Passage given.
The actual process is more complex. Left to itself the slip bakes very much as does normal clay. To get that deep black, the furnace is first left open, allowing the clay to bake red. It bakes red because Athenian clay is secondary clay, washed downriver during heavy rains. The clay picks up iron particles in the process because the river also washes over beds of iron ore. When baked these iron fragments oxidize and give the clay its distinctive rusty colour. Compare this with, for example, Corinthian pots of clay dug from the original beds. Rich in kaolin and containing little iron, Corinthian pots are creamy white.
KLEOPHON’S COMPLETED PROJECT, 2,500 YEARS LATER
The slip used to paint a red-figure vase is finer than the clay of the rest of the vase, and bakes faster. When the furnace is closed, the air supply is limited and uncured ‘green’ wood is added to the fire. Now the slip develops its shiny black texture through the chemical process of reduction. Once the slip has changed colour, the fire is reopened and baking is completed at a lower temperature.
In the dawn light, Kleophon circles his pot like a predator assessing angles of attack. The unbaked clay was prepared by his potter the previous evening. Over the past few days he has been refining river-clay by mixing it with water and removing impurities as they sink to the bottom of the mixing bowl. For crude cooking pots, this is done once – if at all. This is a prestige project, however, that will advertise the good taste of Euripides and the skill of Kleophon. The silky-smooth clay has been purified half a dozen times.
Once he adjudged the clay to be sufficiently fine, the potter laid it on a flat wheel some two feet wide. An apprentice turned the wheel at a careful and constant speed while the potter drew up the clay with his hands. After the completed bowl had been drying for ten hours and had a firm, leathery texture, the potter took a fine chamois leather cloth and ‘burnished’ the clay. This lines up the microscopic platelets on the surface, making it harder and smoother. The base and handles lie nearby on cloth cushioned by sand, waiting to be affixed once they will not get in the painter’s way.
Kleophon studies a set of six clay tiles showing the two pictures that he intends to transfer on to the clay. On the main, upper panel, Apollo himself is to recline in the peristyle (technically known as a sacrellum), which is shaped like one of the little temples in his honour called Odeons.
The pictures show that the procession is formed of six unbearded adolescents garlanded with wreaths and wearing thin, ceremonial tunics that leave one shoulder bare but reach to the ankles. At the head of the procession is a woman carrying a sacrificial basket on her head. Kleophon frowns at the woman. Her multilayered, pleated dress with rich embroidery is going to take hours of painstaking work to transfer to the vase – and mistakes on clay are demonically hard to hide.

Dataset records.
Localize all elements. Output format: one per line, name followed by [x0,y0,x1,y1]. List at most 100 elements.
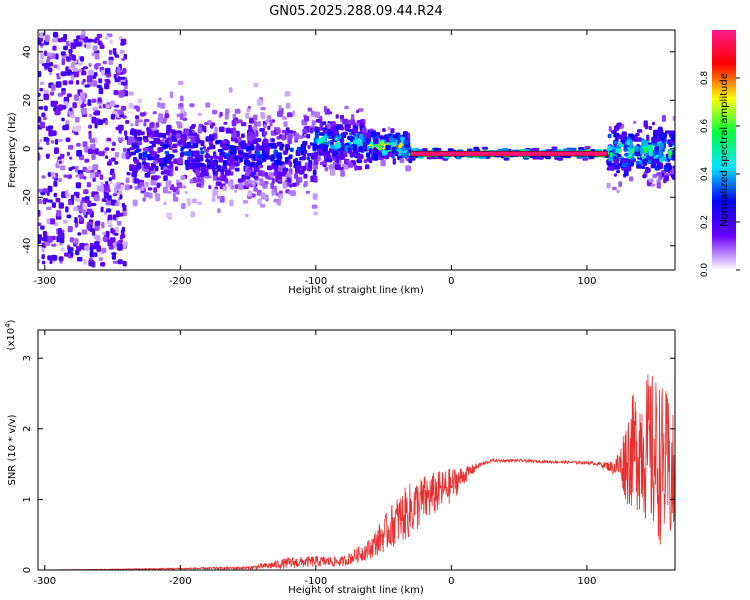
spectrogram-cell [79,92,86,99]
spectrogram-cell [275,192,279,196]
spectrogram-cell [150,170,156,174]
spectrogram-cell [175,133,181,139]
spectrogram-cell [65,124,69,131]
spectrogram-cell [119,71,124,75]
snr-exponent-label: (x104) [4,319,17,350]
spectrogram-cell [194,154,199,161]
spectrogram-cell [143,119,150,123]
spectrogram-cell [659,142,664,149]
spectrogram-cell [137,98,142,104]
spectrogram-cell [49,62,54,67]
spectrogram-cell [104,120,109,126]
spectrogram-cell [405,165,411,172]
spectrogram-cell [281,134,286,141]
spectrogram-cell [180,175,186,180]
spectrogram-cell [70,194,75,201]
spectrogram-cell [43,235,48,242]
spectrogram-cell [163,201,167,206]
spectrogram-cell [108,180,113,185]
spectrogram-cell [342,118,348,125]
spectrogram-cell [323,105,327,113]
spectrogram-cell [104,67,111,74]
spectrogram-cell [163,157,168,164]
spectrogram-cell [253,176,258,180]
spectrogram-cell [313,211,319,216]
spectrogram-cell [256,190,262,196]
spectrogram-cell [47,185,53,193]
spectrogram-cell [262,139,269,146]
spectrogram-cell [648,150,653,157]
spectrogram-cell [164,150,170,155]
spectrogram-cell [167,154,171,160]
spectrogram-cell [38,39,42,46]
spectrogram-cell [332,129,338,135]
spectrogram-cell [154,165,159,172]
spectrogram-cell [74,206,78,211]
spectrogram-cell [608,157,614,162]
spectrogram-cell [176,184,183,189]
spectrogram-cell [142,197,146,202]
spectrogram-cell [256,99,263,106]
spectrogram-cell [73,70,79,78]
spectrogram-cell [225,153,231,158]
spectrogram-cell [151,151,158,155]
spectrogram-cell [376,132,380,136]
spectrogram-cell [96,84,102,88]
spectrogram-cell [276,176,283,180]
spectrogram-cell [661,156,667,162]
spectrogram-cell [647,144,654,152]
spectrogram-cell [190,211,195,218]
spectrogram-cell [273,159,280,166]
spectrogram-cell [86,42,91,49]
spectrogram-cell [93,241,100,247]
spectrogram-cell [358,146,364,153]
spectrogram-cell [207,120,212,125]
spectrogram-cell [86,208,93,215]
spectrogram-cell [52,45,57,51]
spectrogram-cell [264,119,270,123]
spectrogram-cell [133,135,138,140]
spectrogram-cell [302,128,308,133]
spectrogram-cell [650,183,656,187]
spectrogram-cell [117,66,121,74]
spectrogram-cell [58,178,63,183]
spectrogram-cell [312,142,318,150]
spectrogram-cell [211,161,216,166]
spectrogram-cell [118,128,122,134]
spectrogram-cell [234,189,238,193]
spectrogram-cell [128,91,134,96]
spectrogram-cell [252,126,258,130]
spectrogram-cell [606,182,611,189]
spectrogram-cell [670,169,675,175]
spectrogram-cell [196,183,202,188]
spectrogram-cell [373,149,378,153]
spectrogram-cell [204,154,211,159]
spectrogram-cell [113,214,117,221]
spectrogram-cell [260,203,266,208]
spectrogram-cell [127,156,130,159]
spectrogram-cell [38,234,42,241]
spectrogram-cell [624,153,628,157]
spectrogram-cell [343,131,348,136]
spectrogram-cell [68,109,74,117]
spectrogram-cell [105,199,112,206]
spectrogram-cell [606,162,612,166]
spectrogram-cell [84,196,90,201]
spectrogram-cell [117,243,123,251]
spectrogram-frame [37,29,676,271]
spectrogram-y-label: Frequency (Hz) [7,112,18,188]
spectrogram-cell [390,128,395,134]
spectrogram-cell [245,171,250,177]
spectrogram-cell [38,142,41,146]
spectrogram-cell [381,149,387,156]
spectrogram-cell [199,147,203,151]
spectrogram-cell [368,148,373,154]
spectrogram-cell [47,199,53,203]
spectrogram-cell [314,111,320,118]
spectrogram-cell [74,238,79,245]
spectrogram-cell [114,161,119,165]
spectrogram-cell [133,159,139,164]
spectrogram-cell [74,94,80,101]
spectrogram-cell [276,141,283,145]
spectrogram-cell [636,164,642,169]
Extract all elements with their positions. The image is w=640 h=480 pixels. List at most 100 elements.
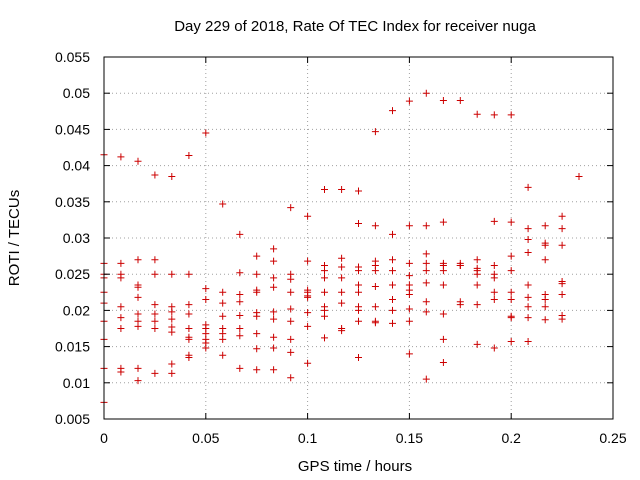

Tasks for this exercise.
A – Copy out the records from the line containing "spectrogram-cell [79,92,86,99]" down to the line containing "spectrogram-cell [659,142,664,149]", with both of those lines included.
B – Write the next part of the passage about Kleophon's red-figure vase, picking up after its final sentence.

Outputs for the tasks.
A –
spectrogram-cell [79,92,86,99]
spectrogram-cell [275,192,279,196]
spectrogram-cell [150,170,156,174]
spectrogram-cell [175,133,181,139]
spectrogram-cell [65,124,69,131]
spectrogram-cell [119,71,124,75]
snr-exponent-label: (x104) [4,319,17,350]
spectrogram-cell [194,154,199,161]
spectrogram-cell [143,119,150,123]
spectrogram-cell [659,142,664,149]

B –
A figure welcoming the procession on behalf of Apollo stands beside the bronze tripods. Kleophon wants this to suggest Euripides, but not resemble him so closely that the vase becomes a vanity portrait. So the man is older than the youths in the procession, but not so old as Euripides. The beard is black instead of grey (anyway, grey needs a specially coloured clay slip and Kleophon is busy enough this morning). The man’s walking staff is a type that Euripides favours, shoulder height with a T-shaped crossbar at the top.
Apollo himself (and Kleophon offers a mental apology to the god for this) is handsome but nondescript. In subtle ways the vase will draw attention away from the god and towards the non-portrait of the sponsor who commissioned the work. So the woman bearing the basket looks at ‘Euripides’, as does Apollo himself. Having everyone stare at the central figure would be a bit obvious, so Kleophon has the first man in the procession look not at Euripides or Apollo, but back over his shoulder. Meanwhile the branch of sacred laurel which Apollo holds inclines away from himself towards Euripides.
Overhead, Apollo has slung the quiver of his bow on the rafters of the peristyle so that the bow also points away from the god and towards Euripides. Between Apollo and the playwright is the Omphalos stone, the traditional marker of the ‘navel of the world’ at Apollo’s shrine in Delphi. From the stone, the eye is drawn to the person whose leg is partly obscured by it – Euripides again.
A smaller, lower panel will again suggest the Dionysia without anything so vulgar as actually depicting it. Instead, a Dionysian cortège has satyrs and prancing maenads. The maenads (female worshippers of Dionysus) are known to rend their clothes in their religious frenzy but, so as not to draw attention from the main panel, Kleophon’s ladies show little more than a well-turned calf. Studying his preliminary pictures, Kleophon frowns, and with a charcoal stick adjusts the angle of the staff carried by one of the dancers so that – like the upturned palms of the dancers – it points to ‘Euripides’ in the panel above.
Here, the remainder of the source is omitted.